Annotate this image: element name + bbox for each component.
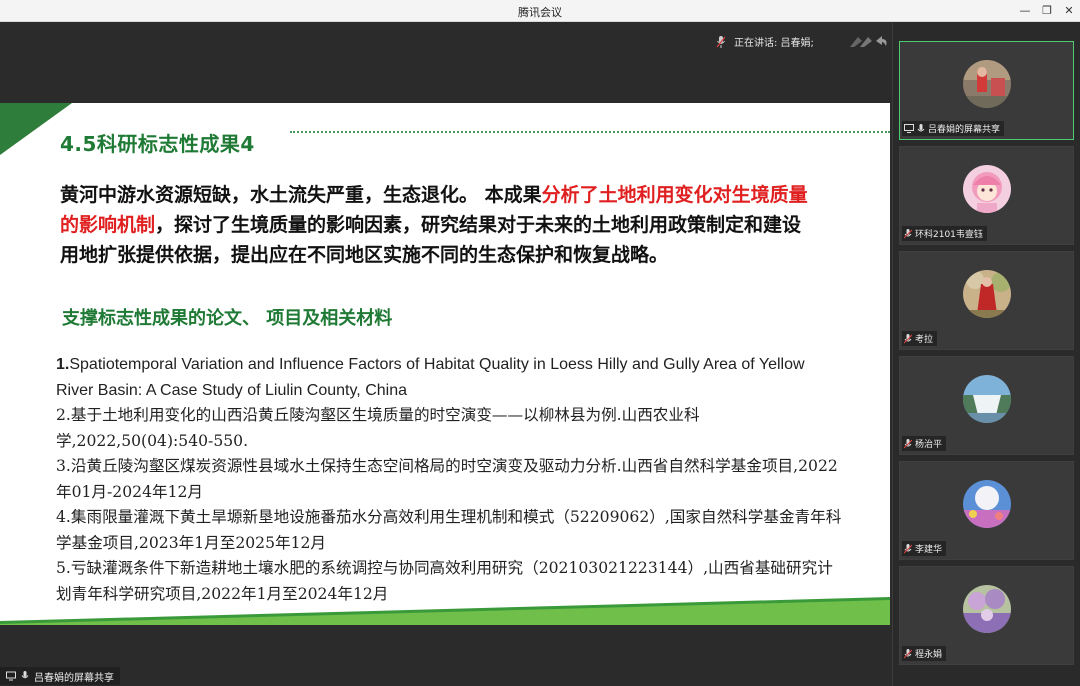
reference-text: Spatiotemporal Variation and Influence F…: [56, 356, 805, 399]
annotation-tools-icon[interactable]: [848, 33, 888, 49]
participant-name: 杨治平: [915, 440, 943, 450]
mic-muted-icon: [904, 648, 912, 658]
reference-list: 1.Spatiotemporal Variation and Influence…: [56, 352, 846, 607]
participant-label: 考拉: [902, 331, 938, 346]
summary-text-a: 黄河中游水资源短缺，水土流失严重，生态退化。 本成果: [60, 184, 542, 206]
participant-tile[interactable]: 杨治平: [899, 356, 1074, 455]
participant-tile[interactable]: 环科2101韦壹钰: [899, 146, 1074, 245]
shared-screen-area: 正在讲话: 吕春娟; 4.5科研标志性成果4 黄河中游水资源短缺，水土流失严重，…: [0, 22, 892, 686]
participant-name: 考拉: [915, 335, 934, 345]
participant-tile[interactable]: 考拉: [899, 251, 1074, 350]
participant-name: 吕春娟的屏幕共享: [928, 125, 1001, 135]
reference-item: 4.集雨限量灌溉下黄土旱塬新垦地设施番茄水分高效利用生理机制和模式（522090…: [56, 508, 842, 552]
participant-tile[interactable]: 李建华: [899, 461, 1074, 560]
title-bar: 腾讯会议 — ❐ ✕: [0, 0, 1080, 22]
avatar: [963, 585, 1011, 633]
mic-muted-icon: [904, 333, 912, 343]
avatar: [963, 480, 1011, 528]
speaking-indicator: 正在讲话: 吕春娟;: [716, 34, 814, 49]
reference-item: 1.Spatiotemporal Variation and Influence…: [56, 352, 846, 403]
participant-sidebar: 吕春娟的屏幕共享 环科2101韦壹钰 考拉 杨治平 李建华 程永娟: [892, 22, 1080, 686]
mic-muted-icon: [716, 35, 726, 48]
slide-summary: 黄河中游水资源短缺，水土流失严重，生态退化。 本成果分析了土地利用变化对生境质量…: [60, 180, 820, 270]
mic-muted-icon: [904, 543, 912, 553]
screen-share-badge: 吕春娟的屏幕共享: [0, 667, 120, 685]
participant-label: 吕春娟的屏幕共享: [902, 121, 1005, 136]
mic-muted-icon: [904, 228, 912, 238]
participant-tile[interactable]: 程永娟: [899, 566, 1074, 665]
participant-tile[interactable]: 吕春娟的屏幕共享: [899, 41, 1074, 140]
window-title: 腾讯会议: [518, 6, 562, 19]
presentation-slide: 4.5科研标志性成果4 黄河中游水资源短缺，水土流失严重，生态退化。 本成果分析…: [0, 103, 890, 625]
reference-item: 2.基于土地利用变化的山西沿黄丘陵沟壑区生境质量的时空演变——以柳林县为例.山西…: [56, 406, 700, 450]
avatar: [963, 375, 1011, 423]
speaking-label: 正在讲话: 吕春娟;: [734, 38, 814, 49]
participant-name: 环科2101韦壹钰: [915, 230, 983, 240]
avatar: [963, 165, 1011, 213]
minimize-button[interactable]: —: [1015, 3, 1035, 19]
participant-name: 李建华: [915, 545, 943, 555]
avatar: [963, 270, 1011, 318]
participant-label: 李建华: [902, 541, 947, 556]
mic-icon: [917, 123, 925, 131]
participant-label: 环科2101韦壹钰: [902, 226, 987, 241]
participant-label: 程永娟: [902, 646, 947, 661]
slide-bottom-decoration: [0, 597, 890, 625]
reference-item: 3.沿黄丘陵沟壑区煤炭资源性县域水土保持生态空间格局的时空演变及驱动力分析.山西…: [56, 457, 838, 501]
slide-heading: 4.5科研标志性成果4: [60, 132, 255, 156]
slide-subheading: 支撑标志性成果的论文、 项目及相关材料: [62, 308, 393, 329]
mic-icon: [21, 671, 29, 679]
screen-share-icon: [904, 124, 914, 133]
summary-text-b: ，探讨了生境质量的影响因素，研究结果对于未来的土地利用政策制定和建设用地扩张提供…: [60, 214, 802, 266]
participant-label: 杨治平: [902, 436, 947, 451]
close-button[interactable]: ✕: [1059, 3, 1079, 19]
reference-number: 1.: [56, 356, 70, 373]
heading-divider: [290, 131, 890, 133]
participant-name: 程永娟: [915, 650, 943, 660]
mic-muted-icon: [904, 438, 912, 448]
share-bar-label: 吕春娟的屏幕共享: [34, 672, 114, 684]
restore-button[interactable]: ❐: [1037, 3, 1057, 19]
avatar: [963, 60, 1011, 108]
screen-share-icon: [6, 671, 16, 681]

------------------------------------

## Set exercise:
Please swap every "mic-muted-icon" in the material above for "microphone-off-icon" and give the lines again with everything else unchanged, leaving out the pictures.

## Exercise output:
Annotate this image: element name + bbox for each component.
reference-text: Spatiotemporal Variation and Influence F…: [56, 356, 805, 399]
annotation-tools-icon[interactable]: [848, 33, 888, 49]
participant-name: 杨治平: [915, 440, 943, 450]
microphone-off-icon: [904, 648, 912, 658]
reference-list: 1.Spatiotemporal Variation and Influence…: [56, 352, 846, 607]
participant-label: 考拉: [902, 331, 938, 346]
summary-text-a: 黄河中游水资源短缺，水土流失严重，生态退化。 本成果: [60, 184, 542, 206]
participant-tile[interactable]: 杨治平: [899, 356, 1074, 455]
participant-tile[interactable]: 环科2101韦壹钰: [899, 146, 1074, 245]
shared-screen-area: 正在讲话: 吕春娟; 4.5科研标志性成果4 黄河中游水资源短缺，水土流失严重，…: [0, 22, 892, 686]
participant-name: 考拉: [915, 335, 934, 345]
participant-tile[interactable]: 考拉: [899, 251, 1074, 350]
participant-name: 吕春娟的屏幕共享: [928, 125, 1001, 135]
reference-item: 4.集雨限量灌溉下黄土旱塬新垦地设施番茄水分高效利用生理机制和模式（522090…: [56, 508, 842, 552]
participant-tile[interactable]: 李建华: [899, 461, 1074, 560]
title-bar: 腾讯会议 — ❐ ✕: [0, 0, 1080, 22]
avatar: [963, 585, 1011, 633]
microphone-off-icon: [904, 333, 912, 343]
avatar: [963, 480, 1011, 528]
speaking-indicator: 正在讲话: 吕春娟;: [716, 34, 814, 49]
reference-item: 1.Spatiotemporal Variation and Influence…: [56, 352, 846, 403]
participant-sidebar: 吕春娟的屏幕共享 环科2101韦壹钰 考拉 杨治平 李建华 程永娟: [892, 22, 1080, 686]
microphone-off-icon: [716, 35, 726, 48]
slide-summary: 黄河中游水资源短缺，水土流失严重，生态退化。 本成果分析了土地利用变化对生境质量…: [60, 180, 820, 270]
microphone-off-icon: [904, 543, 912, 553]
screen-share-badge: 吕春娟的屏幕共享: [0, 667, 120, 685]
participant-label: 吕春娟的屏幕共享: [902, 121, 1005, 136]
microphone-off-icon: [904, 228, 912, 238]
participant-tile[interactable]: 程永娟: [899, 566, 1074, 665]
participant-tile[interactable]: 吕春娟的屏幕共享: [899, 41, 1074, 140]
window-title: 腾讯会议: [518, 6, 562, 19]
presentation-slide: 4.5科研标志性成果4 黄河中游水资源短缺，水土流失严重，生态退化。 本成果分析…: [0, 103, 890, 625]
reference-item: 2.基于土地利用变化的山西沿黄丘陵沟壑区生境质量的时空演变——以柳林县为例.山西…: [56, 406, 700, 450]
avatar: [963, 375, 1011, 423]
speaking-label: 正在讲话: 吕春娟;: [734, 38, 814, 49]
participant-name: 环科2101韦壹钰: [915, 230, 983, 240]
avatar: [963, 165, 1011, 213]
minimize-button[interactable]: —: [1015, 3, 1035, 19]
participant-name: 李建华: [915, 545, 943, 555]
avatar: [963, 270, 1011, 318]
participant-label: 李建华: [902, 541, 947, 556]
mic-icon: [917, 123, 925, 131]
participant-label: 环科2101韦壹钰: [902, 226, 987, 241]
participant-label: 程永娟: [902, 646, 947, 661]
slide-bottom-decoration: [0, 597, 890, 625]
reference-item: 3.沿黄丘陵沟壑区煤炭资源性县域水土保持生态空间格局的时空演变及驱动力分析.山西…: [56, 457, 838, 501]
slide-heading: 4.5科研标志性成果4: [60, 132, 255, 156]
slide-subheading: 支撑标志性成果的论文、 项目及相关材料: [62, 308, 393, 329]
mic-icon: [21, 671, 29, 679]
screen-share-icon: [904, 124, 914, 133]
summary-text-b: ，探讨了生境质量的影响因素，研究结果对于未来的土地利用政策制定和建设用地扩张提供…: [60, 214, 802, 266]
participant-label: 杨治平: [902, 436, 947, 451]
close-button[interactable]: ✕: [1059, 3, 1079, 19]
reference-number: 1.: [56, 356, 70, 373]
heading-divider: [290, 131, 890, 133]
participant-name: 程永娟: [915, 650, 943, 660]
microphone-off-icon: [904, 438, 912, 448]
share-bar-label: 吕春娟的屏幕共享: [34, 672, 114, 684]
restore-button[interactable]: ❐: [1037, 3, 1057, 19]
avatar: [963, 60, 1011, 108]
screen-share-icon: [6, 671, 16, 681]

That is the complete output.